INSTRUCTIONS FOR THE TASK
Copy out all the data, word for word.

INPUT MATERIAL
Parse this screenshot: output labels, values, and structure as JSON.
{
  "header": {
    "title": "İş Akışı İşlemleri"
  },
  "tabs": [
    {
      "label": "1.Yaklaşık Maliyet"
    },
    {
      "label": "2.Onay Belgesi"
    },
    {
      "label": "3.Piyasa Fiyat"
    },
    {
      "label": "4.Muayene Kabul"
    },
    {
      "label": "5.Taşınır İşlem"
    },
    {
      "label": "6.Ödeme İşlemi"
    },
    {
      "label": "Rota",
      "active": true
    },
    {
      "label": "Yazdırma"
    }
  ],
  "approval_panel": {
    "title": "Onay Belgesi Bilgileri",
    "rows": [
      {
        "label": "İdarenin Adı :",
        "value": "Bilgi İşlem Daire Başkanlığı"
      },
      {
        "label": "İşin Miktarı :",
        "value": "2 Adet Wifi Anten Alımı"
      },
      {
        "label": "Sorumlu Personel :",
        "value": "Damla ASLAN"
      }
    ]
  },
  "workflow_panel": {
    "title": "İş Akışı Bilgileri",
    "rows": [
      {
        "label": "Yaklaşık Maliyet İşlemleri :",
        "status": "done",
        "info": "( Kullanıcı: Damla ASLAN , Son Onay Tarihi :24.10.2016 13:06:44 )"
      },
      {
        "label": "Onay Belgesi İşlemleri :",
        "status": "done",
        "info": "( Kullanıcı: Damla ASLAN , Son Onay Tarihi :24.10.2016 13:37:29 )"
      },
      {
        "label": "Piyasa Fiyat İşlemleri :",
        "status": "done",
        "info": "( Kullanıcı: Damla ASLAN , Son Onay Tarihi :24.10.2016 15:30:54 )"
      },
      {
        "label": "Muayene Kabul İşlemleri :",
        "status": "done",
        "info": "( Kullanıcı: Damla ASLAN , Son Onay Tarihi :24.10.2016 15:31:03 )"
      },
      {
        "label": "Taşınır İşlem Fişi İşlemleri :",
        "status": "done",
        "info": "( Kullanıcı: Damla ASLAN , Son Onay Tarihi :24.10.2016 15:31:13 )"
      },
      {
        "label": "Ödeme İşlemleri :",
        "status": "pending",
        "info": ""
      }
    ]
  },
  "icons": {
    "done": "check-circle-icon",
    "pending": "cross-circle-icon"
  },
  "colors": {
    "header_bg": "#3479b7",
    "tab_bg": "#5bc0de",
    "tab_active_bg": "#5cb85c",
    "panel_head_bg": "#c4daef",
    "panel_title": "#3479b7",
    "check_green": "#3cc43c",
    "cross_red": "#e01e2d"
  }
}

EXPECTED ANSWER
Parse this screenshot: output labels, values, and structure as JSON.
{
  "header": {
    "title": "İş Akışı İşlemleri"
  },
  "tabs": [
    {
      "label": "1.Yaklaşık Maliyet"
    },
    {
      "label": "2.Onay Belgesi"
    },
    {
      "label": "3.Piyasa Fiyat"
    },
    {
      "label": "4.Muayene Kabul"
    },
    {
      "label": "5.Taşınır İşlem"
    },
    {
      "label": "6.Ödeme İşlemi"
    },
    {
      "label": "Rota",
      "active": true
    },
    {
      "label": "Yazdırma"
    }
  ],
  "approval_panel": {
    "title": "Onay Belgesi Bilgileri",
    "rows": [
      {
        "label": "İdarenin Adı :",
        "value": "Bilgi İşlem Daire Başkanlığı"
      },
      {
        "label": "İşin Miktarı :",
        "value": "2 Adet Wifi Anten Alımı"
      },
      {
        "label": "Sorumlu Personel :",
        "value": "Damla ASLAN"
      }
    ]
  },
  "workflow_panel": {
    "title": "İş Akışı Bilgileri",
    "rows": [
      {
        "label": "Yaklaşık Maliyet İşlemleri :",
        "status": "done",
        "info": "( Kullanıcı: Damla ASLAN , Son Onay Tarihi :24.10.2016 13:06:44 )"
      },
      {
        "label": "Onay Belgesi İşlemleri :",
        "status": "done",
        "info": "( Kullanıcı: Damla ASLAN , Son Onay Tarihi :24.10.2016 13:37:29 )"
      },
      {
        "label": "Piyasa Fiyat İşlemleri :",
        "status": "done",
        "info": "( Kullanıcı: Damla ASLAN , Son Onay Tarihi :24.10.2016 15:30:54 )"
      },
      {
        "label": "Muayene Kabul İşlemleri :",
        "status": "done",
        "info": "( Kullanıcı: Damla ASLAN , Son Onay Tarihi :24.10.2016 15:31:03 )"
      },
      {
        "label": "Taşınır İşlem Fişi İşlemleri :",
        "status": "done",
        "info": "( Kullanıcı: Damla ASLAN , Son Onay Tarihi :24.10.2016 15:31:13 )"
      },
      {
        "label": "Ödeme İşlemleri :",
        "status": "pending",
        "info": ""
      }
    ]
  },
  "icons": {
    "done": "check-circle-icon",
    "pending": "cross-circle-icon"
  },
  "colors": {
    "header_bg": "#3479b7",
    "tab_bg": "#5bc0de",
    "tab_active_bg": "#5cb85c",
    "panel_head_bg": "#c4daef",
    "panel_title": "#3479b7",
    "check_green": "#3cc43c",
    "cross_red": "#e01e2d"
  }
}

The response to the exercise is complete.